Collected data
▬▬▬▬▬▬

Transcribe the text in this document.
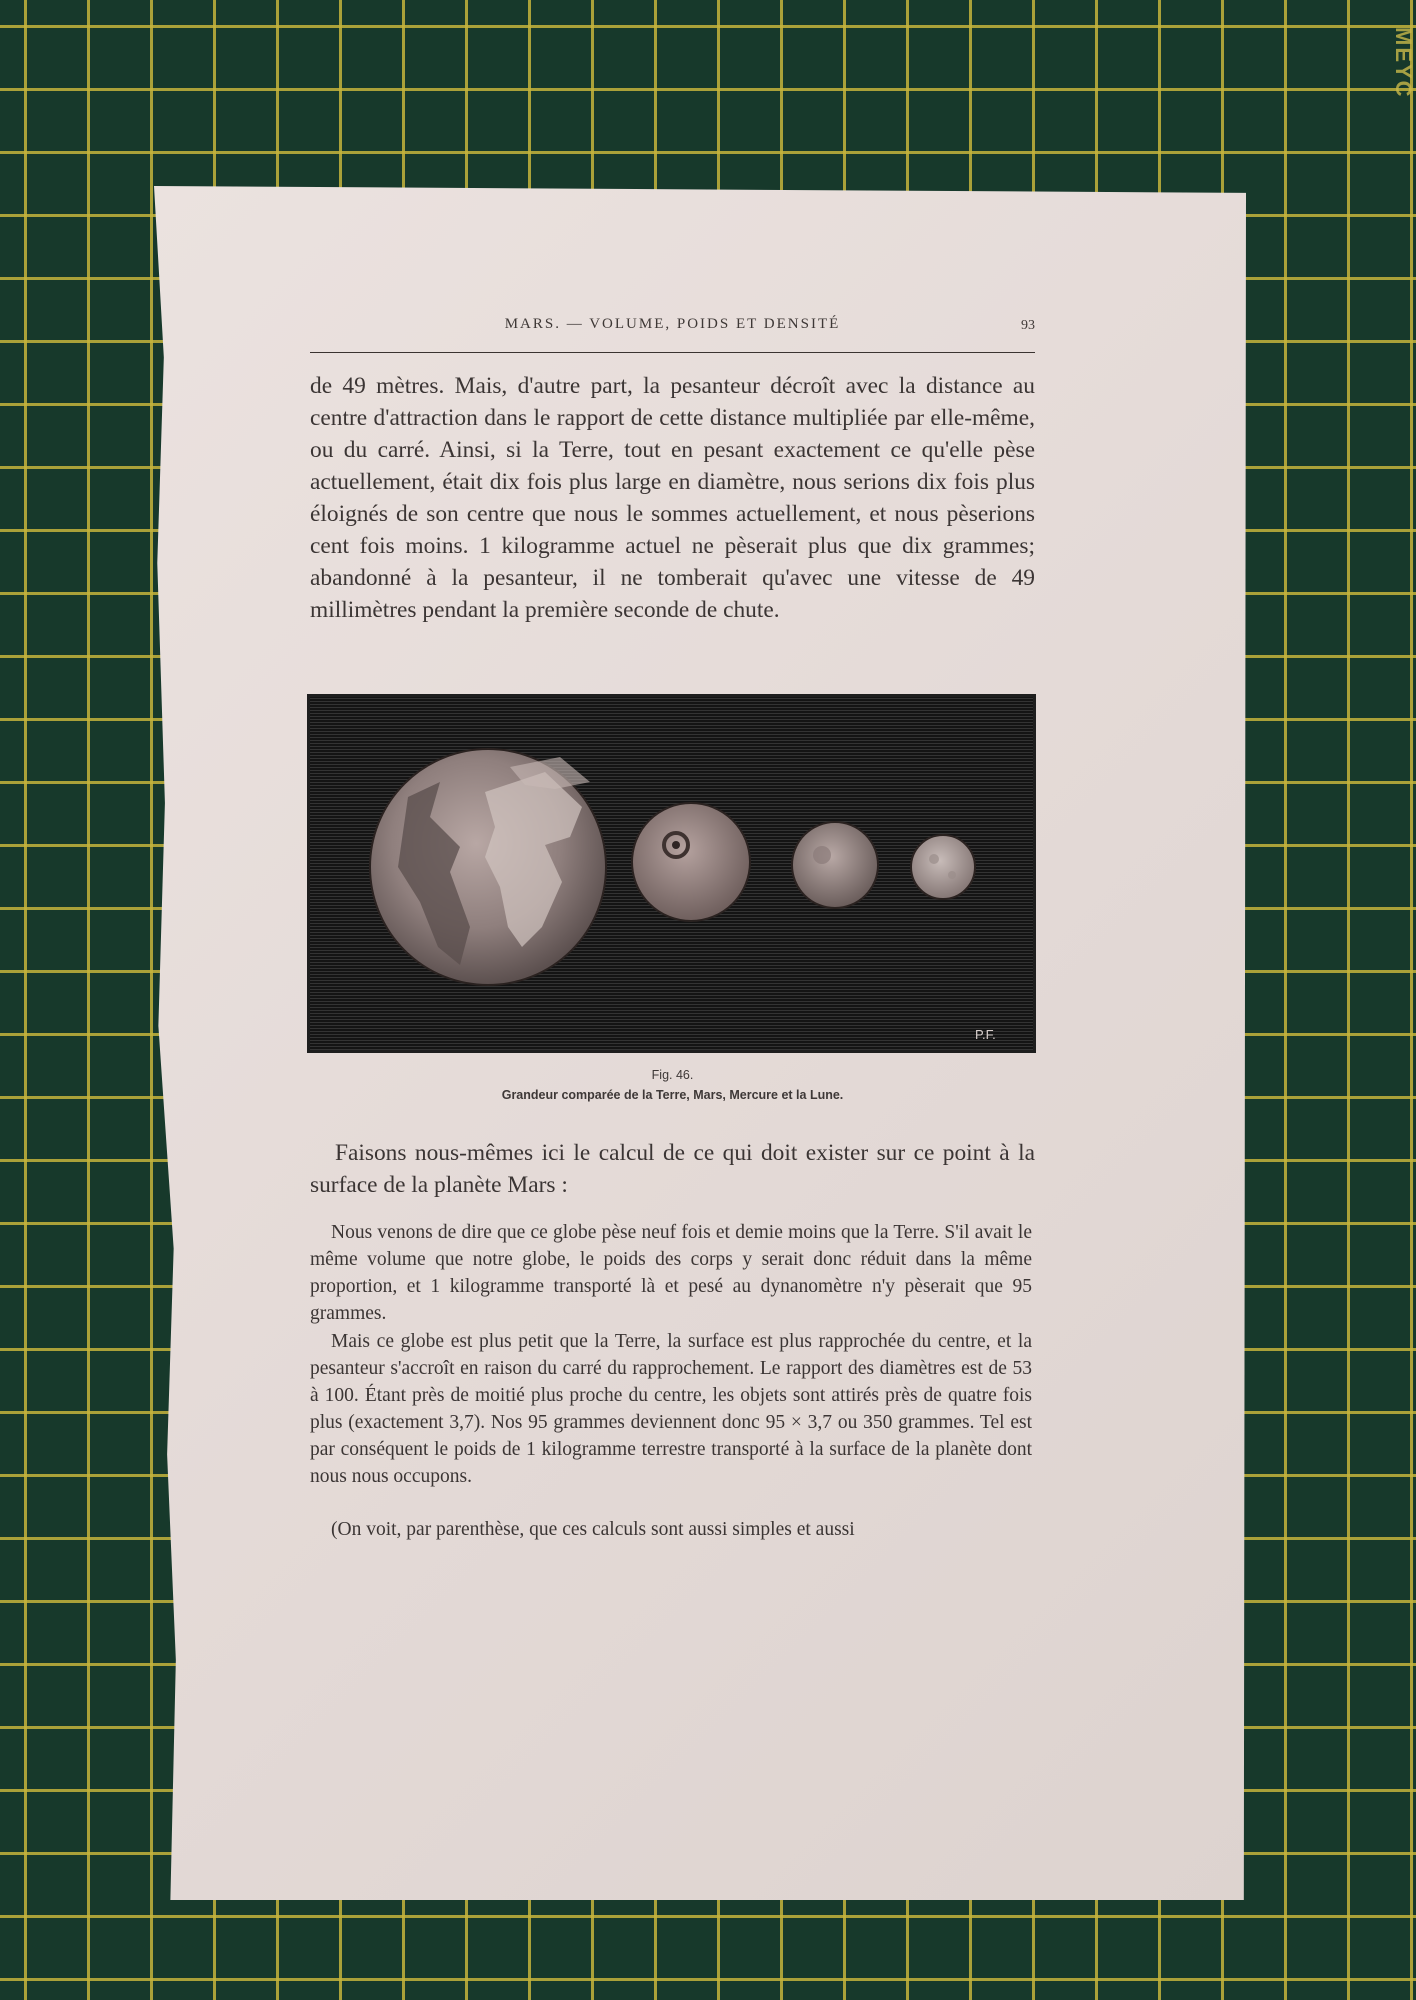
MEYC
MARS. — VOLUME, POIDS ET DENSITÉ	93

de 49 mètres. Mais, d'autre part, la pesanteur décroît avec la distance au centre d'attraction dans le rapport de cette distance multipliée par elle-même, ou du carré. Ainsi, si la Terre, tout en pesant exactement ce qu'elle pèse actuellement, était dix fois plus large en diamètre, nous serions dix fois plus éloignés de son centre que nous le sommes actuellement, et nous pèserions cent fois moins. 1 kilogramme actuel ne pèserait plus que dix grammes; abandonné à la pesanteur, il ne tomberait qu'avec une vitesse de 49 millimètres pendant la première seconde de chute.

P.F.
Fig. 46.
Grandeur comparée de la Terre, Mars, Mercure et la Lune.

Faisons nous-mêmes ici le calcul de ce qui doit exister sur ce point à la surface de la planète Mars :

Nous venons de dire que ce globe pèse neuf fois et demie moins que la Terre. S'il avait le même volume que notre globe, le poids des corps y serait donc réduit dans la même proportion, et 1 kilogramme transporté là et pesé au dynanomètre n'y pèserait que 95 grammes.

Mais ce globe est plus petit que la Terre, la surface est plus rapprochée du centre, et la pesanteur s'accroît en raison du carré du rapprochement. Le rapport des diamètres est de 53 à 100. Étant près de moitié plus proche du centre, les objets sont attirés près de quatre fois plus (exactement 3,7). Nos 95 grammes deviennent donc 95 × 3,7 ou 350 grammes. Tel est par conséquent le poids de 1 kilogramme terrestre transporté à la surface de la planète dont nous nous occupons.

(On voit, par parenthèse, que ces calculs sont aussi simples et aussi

▬▬▬▬▬▬

_WORK TO DO_
Omit each picture, then return all of the listing exactly as it stands.

_TASK OUTPUT_
Transcribe the text in this document.
MEYC
MARS. — VOLUME, POIDS ET DENSITÉ	93

de 49 mètres. Mais, d'autre part, la pesanteur décroît avec la distance au centre d'attraction dans le rapport de cette distance multipliée par elle-même, ou du carré. Ainsi, si la Terre, tout en pesant exactement ce qu'elle pèse actuellement, était dix fois plus large en diamètre, nous serions dix fois plus éloignés de son centre que nous le sommes actuellement, et nous pèserions cent fois moins. 1 kilogramme actuel ne pèserait plus que dix grammes; abandonné à la pesanteur, il ne tomberait qu'avec une vitesse de 49 millimètres pendant la première seconde de chute.

P.F.
Fig. 46.
Grandeur comparée de la Terre, Mars, Mercure et la Lune.

Faisons nous-mêmes ici le calcul de ce qui doit exister sur ce point à la surface de la planète Mars :

Nous venons de dire que ce globe pèse neuf fois et demie moins que la Terre. S'il avait le même volume que notre globe, le poids des corps y serait donc réduit dans la même proportion, et 1 kilogramme transporté là et pesé au dynanomètre n'y pèserait que 95 grammes.

Mais ce globe est plus petit que la Terre, la surface est plus rapprochée du centre, et la pesanteur s'accroît en raison du carré du rapprochement. Le rapport des diamètres est de 53 à 100. Étant près de moitié plus proche du centre, les objets sont attirés près de quatre fois plus (exactement 3,7). Nos 95 grammes deviennent donc 95 × 3,7 ou 350 grammes. Tel est par conséquent le poids de 1 kilogramme terrestre transporté à la surface de la planète dont nous nous occupons.

(On voit, par parenthèse, que ces calculs sont aussi simples et aussi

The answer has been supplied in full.